*Written task 1*:
Answer the following from the post about a job description:
(a) Who sent the writer the link to the job?
(b) In what industry is the hiring company?
(c) Which departments would the advertised position lead and manage?
*Written task 2*: Recast the paragraph of the post beginning "Established mid-sized company" as a bulleted list that keeps its main facts.
-- Selection start --
May 20

A couple of days ago, I got a note from a friend, who gave me a link to an important looking job, and one that I have the experience to jump into. However, it was linked to one of the monolithic job search engines. As I read this description, my first response was to jump through the hoops, slave myself to their procedures and try to see if I could actually get a real person, who wasn’t reading from a script, to call me. Here is an excerpt of the job description:

istockphoto.com

Vice President of Sales and Marketing
Established mid-sized company in the packaging/marketing services industry is seeking an experienced V.P. of Sales and Marketing. Qualified candidate must have a history of success at achieving revenue & margin growth by leading a sales team in selling solutions to senior management in a competitive B-to-B environment. We recently made a significant investment … We are looking for a strategic and results driven person to join our management team and play a key role in achieving our growth goals of becoming an industry leader …. To meet this goal, we need to build a sales team with strong process and consultative sales skills. We expect the ideal candidate to motivate, coach and hold sales team accountable to new business results, while growing existing business. This position will lead and manage activities and results for the departments of Sales, Marketing, Customer Service and Estimating.
-- Selection end --
-- Stored data start --
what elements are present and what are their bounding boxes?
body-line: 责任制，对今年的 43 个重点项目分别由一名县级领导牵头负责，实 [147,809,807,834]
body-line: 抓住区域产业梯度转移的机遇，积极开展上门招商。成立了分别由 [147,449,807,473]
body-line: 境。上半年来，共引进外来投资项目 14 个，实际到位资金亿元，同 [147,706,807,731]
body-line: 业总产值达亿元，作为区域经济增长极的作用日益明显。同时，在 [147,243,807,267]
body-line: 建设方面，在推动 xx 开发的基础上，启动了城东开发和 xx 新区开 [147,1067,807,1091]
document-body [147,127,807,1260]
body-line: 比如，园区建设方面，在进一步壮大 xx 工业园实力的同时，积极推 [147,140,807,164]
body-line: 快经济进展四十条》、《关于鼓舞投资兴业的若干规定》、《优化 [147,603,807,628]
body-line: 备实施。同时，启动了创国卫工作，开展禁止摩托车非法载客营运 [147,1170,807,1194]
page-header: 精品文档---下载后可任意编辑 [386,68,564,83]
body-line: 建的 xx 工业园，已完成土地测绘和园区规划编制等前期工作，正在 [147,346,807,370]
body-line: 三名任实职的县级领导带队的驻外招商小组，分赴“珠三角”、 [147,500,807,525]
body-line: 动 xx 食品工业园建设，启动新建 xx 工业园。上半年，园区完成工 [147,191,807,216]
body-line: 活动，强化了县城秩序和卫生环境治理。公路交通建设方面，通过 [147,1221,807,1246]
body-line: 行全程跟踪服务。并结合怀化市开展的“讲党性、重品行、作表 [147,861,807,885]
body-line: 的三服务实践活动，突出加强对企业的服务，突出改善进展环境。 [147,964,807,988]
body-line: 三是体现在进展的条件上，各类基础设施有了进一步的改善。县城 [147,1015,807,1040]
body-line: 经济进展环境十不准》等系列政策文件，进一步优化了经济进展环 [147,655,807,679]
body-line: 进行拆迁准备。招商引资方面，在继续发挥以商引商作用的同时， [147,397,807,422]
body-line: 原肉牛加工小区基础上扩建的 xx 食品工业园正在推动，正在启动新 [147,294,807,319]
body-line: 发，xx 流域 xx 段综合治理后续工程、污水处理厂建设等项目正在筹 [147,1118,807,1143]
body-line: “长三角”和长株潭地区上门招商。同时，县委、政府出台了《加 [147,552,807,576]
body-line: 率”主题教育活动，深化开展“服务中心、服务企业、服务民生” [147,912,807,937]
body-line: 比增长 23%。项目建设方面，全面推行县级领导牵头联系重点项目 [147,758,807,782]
-- Stored data end --
*Written solution 1*:
(a) A friend.
(b) The packaging/marketing services industry.
(c) Sales, Marketing, Customer Service and Estimating.

*Written solution 2*:
- Employer: an established mid-sized company in the packaging/marketing services industry
- Position: experienced V.P. of Sales and Marketing
- Requirement: a history of achieving revenue and margin growth by leading a sales team that sells solutions to senior management in a competitive B-to-B environment
- Company situation: a recent significant investment and a goal of becoming an industry leader
- Candidate sought: a strategic, results-driven person to join the management team and play a key role in reaching the growth goals
- Duties: build a sales team with strong process and consultative sales skills; motivate, coach and hold the team accountable for new business results while growing existing business
- Scope: lead and manage activities and results for Sales, Marketing, Customer Service and Estimating